## DATASET CONTENT
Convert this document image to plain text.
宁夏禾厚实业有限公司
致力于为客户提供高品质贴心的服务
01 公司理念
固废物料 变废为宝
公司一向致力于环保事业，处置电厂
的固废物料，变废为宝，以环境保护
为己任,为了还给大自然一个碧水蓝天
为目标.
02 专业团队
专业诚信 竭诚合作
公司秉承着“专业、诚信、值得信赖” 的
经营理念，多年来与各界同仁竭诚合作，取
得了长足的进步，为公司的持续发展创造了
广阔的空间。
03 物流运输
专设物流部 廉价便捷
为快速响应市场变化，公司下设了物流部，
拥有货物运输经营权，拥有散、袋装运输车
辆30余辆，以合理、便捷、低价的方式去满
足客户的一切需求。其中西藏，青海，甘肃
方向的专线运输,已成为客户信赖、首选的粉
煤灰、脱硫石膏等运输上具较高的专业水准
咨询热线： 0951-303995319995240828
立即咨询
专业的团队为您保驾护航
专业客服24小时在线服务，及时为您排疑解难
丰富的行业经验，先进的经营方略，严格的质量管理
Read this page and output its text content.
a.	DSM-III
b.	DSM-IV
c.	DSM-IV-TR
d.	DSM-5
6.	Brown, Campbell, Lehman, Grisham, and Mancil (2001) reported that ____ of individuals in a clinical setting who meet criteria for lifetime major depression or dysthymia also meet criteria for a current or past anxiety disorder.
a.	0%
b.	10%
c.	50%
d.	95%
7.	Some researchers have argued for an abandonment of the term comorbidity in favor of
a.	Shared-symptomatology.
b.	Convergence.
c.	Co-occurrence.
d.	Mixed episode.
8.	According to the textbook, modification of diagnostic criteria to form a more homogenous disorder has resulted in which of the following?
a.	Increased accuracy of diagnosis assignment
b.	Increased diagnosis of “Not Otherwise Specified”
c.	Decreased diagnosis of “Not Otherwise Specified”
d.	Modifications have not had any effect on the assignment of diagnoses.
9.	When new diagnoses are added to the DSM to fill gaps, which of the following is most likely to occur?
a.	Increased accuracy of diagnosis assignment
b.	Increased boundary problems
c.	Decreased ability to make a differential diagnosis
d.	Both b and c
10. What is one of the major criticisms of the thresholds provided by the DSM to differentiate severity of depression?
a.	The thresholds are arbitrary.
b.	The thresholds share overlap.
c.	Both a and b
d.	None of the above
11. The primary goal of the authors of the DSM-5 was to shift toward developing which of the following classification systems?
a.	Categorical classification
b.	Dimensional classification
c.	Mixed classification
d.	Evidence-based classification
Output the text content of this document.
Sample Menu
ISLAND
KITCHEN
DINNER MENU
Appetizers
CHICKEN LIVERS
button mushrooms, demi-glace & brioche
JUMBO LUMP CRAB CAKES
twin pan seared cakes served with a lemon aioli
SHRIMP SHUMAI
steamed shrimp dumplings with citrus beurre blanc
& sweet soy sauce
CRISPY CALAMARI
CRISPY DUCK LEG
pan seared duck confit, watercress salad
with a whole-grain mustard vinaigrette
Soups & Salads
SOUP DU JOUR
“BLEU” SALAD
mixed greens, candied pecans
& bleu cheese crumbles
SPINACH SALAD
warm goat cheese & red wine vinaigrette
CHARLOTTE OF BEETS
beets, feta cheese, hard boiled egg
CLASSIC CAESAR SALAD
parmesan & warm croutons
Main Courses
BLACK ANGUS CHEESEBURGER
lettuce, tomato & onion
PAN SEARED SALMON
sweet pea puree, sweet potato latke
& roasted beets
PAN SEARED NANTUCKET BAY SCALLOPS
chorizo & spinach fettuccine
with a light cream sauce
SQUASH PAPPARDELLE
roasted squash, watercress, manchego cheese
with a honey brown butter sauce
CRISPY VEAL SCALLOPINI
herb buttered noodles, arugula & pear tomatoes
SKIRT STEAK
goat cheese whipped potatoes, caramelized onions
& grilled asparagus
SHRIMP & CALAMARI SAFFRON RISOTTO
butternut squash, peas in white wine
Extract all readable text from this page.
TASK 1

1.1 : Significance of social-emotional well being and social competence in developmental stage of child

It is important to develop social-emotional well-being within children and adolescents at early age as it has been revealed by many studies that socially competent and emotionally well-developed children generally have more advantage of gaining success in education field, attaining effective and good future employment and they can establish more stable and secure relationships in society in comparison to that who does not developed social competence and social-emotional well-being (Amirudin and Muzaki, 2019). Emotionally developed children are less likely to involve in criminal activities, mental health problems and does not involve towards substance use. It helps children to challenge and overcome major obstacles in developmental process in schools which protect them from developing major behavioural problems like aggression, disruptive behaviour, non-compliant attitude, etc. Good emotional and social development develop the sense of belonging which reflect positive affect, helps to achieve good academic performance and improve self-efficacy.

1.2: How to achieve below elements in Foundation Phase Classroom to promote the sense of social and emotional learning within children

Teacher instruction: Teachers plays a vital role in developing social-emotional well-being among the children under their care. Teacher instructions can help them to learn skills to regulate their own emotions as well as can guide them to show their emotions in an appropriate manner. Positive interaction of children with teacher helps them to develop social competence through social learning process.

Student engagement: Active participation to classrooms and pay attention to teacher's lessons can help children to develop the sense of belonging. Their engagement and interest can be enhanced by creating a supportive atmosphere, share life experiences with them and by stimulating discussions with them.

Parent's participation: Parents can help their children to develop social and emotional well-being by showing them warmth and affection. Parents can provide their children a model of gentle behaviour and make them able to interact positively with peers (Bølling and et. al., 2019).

## CHALLENGE
Find each line that has the word "vinaigrette", then copy it out.

## WRITTEN ANSWER
with a whole-grain mustard vinaigrette
warm goat cheese & red wine vinaigrette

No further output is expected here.